Passage:

AZC was mainly transported into yeast cells via Gap1. The growth phenotype and AZC content of each strain were examined. Approximately 10⁶ cells of each strain and serial dilutions of 10^–1 to 10^–4 (from left to right) were spotted onto SD+Pro medium or SD+Am plus AZC medium. The plates were incubated at 30°C for 3 days. The intracellular AZC content was measured 2 h after addition of 5 mM AZC in SD+Am liquid medium. The values are means from three independent experiments. Variations in the values are <10%.

Fig. 2.

The recessive mutation of RSP5 enhanced sensitivity to AZC. (A) Various strains were cultivated on SD+Am medium containing 0.1 mM AZC at 30°C for 3 days. (B) Sequence alignment of Rsp5 WW domains. WW1, amino acids 229–266. WW2, amino acids 331–368. WW3, amino acids 387–424. The filled circles at the top indicate the highly conserved residues of the WW domain. The arrow at the bottom shows the mutation found in this study.

Fig. 3.

Gap1 in the rsp5 mutant remained active without ammonium-induced ubiquitination on the plasma membrane. (A) Total RNA (≈50 μg) from strains CKY8 and CHT81 was hybridized to GAP1 and ACT1 probes. Cells were grown on SD+Pro medium before (time = 0) and 60 min after addition of (NH₄)₂SO₄. The GAP1 and ACT1 probes detected the 2.2-kb and the 1.4-kb transcripts, respectively. (B) Immunoblot and permease activity of Gap1 in the membrane-enriched extracts prepared before (time = 0) and at several times after addition of (NH₄)₂SO₄. Gap1 and Put4 activity was measured by incorporation of ¹⁴C-citrulline and ¹⁴C-proline, respectively. To determine the Put4 activity, we used the gap1-disrupted strains derived form CKY8 and CHT81. Each activity before addition of (NH₄)₂SO₄ is given as 100%. (Lower) Levels of the plasma membrane H⁺-ATPase Pma1 as a protein-loading control. (C) Immunoblot of Gap1 from the membrane-enriched extracts prepared before (time = 0) and at several times after addition of (NH₄)₂SO₄. The positions of ubiquitinated forms are indicated with dots.

Fig. 4.

Activity list:
(1) Answer these questions from the figure captions, each answer on its own line marked like its question.
(a) At what temperature and for how many days were the plates incubated?
(b) Which amino acids make up WW2?
(c) What transcript sizes did the GAP1 and ACT1 probes detect?
(2) Do these statements agree with the figure captions? Answer yes or no for each, and quote the words that decide it.
(a) The intracellular AZC content was measured 2 h after AZC was added.
(b) Put4 activity was measured by incorporation of ¹⁴C-citrulline.
(c) Pma1 levels served as a protein-loading control.
(3) Revise the figure captions from "The recessive mutation" up to and including "in this study.", writing that part out again with "30°C" replaced by "25°C".

Record excerpts:
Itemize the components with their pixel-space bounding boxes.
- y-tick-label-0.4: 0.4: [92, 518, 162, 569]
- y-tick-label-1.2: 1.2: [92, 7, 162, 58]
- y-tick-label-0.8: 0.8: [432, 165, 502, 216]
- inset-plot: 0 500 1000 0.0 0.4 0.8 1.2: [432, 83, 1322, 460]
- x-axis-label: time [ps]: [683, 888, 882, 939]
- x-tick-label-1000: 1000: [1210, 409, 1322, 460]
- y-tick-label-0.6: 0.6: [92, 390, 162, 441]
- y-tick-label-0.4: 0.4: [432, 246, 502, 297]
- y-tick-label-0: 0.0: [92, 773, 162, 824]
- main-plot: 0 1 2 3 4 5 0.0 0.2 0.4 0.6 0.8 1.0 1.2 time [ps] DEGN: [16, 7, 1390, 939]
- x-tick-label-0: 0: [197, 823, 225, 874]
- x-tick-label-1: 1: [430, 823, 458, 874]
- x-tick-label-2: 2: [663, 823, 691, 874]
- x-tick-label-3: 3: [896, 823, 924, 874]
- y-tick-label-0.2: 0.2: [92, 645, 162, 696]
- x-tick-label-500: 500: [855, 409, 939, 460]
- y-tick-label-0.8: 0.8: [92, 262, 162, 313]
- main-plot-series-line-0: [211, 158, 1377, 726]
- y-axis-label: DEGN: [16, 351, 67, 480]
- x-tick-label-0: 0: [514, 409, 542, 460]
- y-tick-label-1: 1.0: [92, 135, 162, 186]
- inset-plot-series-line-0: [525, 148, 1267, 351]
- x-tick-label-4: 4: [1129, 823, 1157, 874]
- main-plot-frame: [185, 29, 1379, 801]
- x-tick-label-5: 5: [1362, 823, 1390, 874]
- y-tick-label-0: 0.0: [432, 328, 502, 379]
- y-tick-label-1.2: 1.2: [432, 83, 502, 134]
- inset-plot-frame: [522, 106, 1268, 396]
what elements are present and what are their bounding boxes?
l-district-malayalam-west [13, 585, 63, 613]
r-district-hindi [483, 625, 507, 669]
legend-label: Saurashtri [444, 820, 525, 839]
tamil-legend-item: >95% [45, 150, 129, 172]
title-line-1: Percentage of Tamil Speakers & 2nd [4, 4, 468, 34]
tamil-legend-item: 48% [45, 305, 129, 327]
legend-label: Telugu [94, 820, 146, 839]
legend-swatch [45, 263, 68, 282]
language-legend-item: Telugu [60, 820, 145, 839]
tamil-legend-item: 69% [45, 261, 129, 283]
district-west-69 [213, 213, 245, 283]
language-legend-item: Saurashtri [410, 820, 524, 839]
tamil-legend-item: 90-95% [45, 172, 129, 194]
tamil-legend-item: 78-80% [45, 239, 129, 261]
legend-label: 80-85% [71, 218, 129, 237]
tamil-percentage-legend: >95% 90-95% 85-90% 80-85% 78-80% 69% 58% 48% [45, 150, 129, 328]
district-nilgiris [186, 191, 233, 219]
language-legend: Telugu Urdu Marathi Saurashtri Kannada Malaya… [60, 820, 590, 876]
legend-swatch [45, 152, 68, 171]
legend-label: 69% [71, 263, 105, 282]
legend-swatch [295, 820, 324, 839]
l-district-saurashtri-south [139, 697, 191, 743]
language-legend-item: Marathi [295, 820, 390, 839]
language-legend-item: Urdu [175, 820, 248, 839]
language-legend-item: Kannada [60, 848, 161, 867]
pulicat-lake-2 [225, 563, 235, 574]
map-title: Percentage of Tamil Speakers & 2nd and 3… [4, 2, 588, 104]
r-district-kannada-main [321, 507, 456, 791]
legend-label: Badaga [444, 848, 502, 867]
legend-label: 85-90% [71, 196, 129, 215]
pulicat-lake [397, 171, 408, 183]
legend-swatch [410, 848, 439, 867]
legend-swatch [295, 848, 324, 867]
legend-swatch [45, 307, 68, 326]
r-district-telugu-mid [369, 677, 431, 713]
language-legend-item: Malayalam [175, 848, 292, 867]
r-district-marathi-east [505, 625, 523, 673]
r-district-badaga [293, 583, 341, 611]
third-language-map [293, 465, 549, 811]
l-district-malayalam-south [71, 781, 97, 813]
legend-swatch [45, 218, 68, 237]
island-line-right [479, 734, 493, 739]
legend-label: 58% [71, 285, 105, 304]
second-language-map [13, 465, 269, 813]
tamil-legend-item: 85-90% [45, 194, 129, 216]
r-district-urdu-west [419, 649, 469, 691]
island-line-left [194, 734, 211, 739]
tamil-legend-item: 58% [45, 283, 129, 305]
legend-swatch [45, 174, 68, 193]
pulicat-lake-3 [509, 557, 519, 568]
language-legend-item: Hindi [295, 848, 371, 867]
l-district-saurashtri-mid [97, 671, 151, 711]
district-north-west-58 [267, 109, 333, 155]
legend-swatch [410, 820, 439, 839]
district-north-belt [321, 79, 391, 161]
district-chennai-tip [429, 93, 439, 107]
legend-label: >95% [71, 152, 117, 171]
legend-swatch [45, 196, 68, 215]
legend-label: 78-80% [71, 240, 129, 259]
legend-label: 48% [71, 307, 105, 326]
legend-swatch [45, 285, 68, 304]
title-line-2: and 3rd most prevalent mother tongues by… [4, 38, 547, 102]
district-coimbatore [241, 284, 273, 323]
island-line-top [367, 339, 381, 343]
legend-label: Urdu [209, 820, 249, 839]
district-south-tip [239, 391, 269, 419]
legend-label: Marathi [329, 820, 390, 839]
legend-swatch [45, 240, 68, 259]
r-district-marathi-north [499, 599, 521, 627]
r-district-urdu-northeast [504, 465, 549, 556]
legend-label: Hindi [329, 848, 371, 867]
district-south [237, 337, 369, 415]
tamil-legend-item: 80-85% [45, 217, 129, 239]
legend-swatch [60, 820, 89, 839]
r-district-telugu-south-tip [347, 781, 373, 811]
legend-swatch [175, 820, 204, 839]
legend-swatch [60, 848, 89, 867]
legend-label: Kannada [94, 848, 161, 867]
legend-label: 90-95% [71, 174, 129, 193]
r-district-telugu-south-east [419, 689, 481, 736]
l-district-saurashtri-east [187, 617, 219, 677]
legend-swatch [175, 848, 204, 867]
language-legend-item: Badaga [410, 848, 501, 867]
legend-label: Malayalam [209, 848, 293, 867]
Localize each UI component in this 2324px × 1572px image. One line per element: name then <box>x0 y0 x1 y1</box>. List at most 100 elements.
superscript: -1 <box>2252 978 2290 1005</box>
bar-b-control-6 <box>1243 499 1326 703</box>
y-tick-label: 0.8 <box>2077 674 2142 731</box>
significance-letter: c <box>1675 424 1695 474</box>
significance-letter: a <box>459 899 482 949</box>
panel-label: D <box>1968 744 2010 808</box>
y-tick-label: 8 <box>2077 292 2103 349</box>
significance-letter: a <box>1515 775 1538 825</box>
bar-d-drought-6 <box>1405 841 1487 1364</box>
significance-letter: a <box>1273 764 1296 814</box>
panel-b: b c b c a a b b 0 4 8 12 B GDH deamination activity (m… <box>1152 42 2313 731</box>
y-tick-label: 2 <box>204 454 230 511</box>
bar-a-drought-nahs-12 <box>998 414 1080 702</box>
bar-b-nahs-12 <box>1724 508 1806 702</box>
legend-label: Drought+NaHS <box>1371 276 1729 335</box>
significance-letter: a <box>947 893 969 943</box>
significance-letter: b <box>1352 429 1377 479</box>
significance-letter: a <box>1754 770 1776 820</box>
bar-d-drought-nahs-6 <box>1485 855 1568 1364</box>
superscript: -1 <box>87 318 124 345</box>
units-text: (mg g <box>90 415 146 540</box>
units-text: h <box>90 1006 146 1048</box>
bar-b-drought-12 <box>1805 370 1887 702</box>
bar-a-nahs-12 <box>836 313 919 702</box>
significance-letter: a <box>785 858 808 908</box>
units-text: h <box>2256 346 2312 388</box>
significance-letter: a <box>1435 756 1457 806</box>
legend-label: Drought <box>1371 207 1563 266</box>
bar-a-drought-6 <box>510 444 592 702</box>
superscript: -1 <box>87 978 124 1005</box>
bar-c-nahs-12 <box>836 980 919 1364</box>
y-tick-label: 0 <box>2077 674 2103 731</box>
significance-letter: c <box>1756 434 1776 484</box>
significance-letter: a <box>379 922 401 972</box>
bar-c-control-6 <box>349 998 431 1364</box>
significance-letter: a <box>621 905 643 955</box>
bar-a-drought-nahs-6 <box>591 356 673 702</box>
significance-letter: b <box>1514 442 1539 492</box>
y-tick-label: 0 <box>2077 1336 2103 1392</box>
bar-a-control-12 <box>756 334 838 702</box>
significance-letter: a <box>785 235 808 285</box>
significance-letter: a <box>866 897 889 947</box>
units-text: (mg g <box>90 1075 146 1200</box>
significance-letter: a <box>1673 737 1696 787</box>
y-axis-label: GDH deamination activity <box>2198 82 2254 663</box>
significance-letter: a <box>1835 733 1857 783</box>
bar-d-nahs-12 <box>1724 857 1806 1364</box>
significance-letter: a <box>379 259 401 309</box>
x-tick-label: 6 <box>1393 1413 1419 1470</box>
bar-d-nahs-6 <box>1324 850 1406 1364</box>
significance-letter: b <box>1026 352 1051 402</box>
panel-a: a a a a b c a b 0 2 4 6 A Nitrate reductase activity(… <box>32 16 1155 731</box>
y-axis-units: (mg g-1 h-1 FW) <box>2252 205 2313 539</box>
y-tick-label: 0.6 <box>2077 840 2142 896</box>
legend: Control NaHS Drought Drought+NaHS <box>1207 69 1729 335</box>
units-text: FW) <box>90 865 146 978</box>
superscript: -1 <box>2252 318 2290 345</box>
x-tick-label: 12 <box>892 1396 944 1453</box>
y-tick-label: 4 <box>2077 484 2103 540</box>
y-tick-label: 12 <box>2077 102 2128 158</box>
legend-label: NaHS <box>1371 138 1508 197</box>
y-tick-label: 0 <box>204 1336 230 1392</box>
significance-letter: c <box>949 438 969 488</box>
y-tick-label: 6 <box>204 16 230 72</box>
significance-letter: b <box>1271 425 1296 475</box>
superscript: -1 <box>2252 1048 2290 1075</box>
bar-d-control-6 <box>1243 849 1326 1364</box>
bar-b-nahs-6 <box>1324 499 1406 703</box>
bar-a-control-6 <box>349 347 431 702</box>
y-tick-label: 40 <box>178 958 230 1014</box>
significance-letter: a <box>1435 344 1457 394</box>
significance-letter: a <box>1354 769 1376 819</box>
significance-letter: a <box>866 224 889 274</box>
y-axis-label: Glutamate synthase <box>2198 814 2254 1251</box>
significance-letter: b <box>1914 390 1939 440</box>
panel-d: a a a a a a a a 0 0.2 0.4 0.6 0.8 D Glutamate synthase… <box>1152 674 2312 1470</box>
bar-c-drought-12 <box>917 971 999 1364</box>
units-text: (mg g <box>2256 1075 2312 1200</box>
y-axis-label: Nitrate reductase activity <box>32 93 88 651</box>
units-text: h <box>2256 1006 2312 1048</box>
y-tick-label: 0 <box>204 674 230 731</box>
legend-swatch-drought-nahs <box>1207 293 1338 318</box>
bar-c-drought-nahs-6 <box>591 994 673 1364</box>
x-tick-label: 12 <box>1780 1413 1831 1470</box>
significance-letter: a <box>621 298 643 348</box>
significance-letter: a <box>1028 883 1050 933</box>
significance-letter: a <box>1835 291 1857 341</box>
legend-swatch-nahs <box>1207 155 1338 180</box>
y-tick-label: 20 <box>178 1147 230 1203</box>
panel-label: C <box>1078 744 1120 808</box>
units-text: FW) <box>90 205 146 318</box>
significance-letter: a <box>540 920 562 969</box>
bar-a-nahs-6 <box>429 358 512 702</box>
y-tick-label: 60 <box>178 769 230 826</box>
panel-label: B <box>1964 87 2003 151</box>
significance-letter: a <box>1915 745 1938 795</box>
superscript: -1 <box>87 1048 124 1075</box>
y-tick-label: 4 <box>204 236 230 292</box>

Outputs for the tasks:
(1)
(a) 30°C for 3 days.
(b) Amino acids 331–368.
(c) GAP1 detected the 2.2-kb transcript and ACT1 the 1.4-kb transcript.

(2)
(a) Yes: "The intracellular AZC content was measured 2 h after addition of 5 mM AZC in SD+Am liquid medium."
(b) No: "Gap1 and Put4 activity was measured by incorporation of ¹⁴C-citrulline and ¹⁴C-proline, respectively."
(c) Yes: "Levels of the plasma membrane H⁺-ATPase Pma1 as a protein-loading control."

(3)
The recessive mutation of RSP5 enhanced sensitivity to AZC. (A) Various strains were cultivated on SD+Am medium containing 0.1 mM AZC at 25°C for 3 days. (B) Sequence alignment of Rsp5 WW domains. WW1, amino acids 229–266. WW2, amino acids 331–368. WW3, amino acids 387–424. The filled circles at the top indicate the highly conserved residues of the WW domain. The arrow at the bottom shows the mutation found in this study.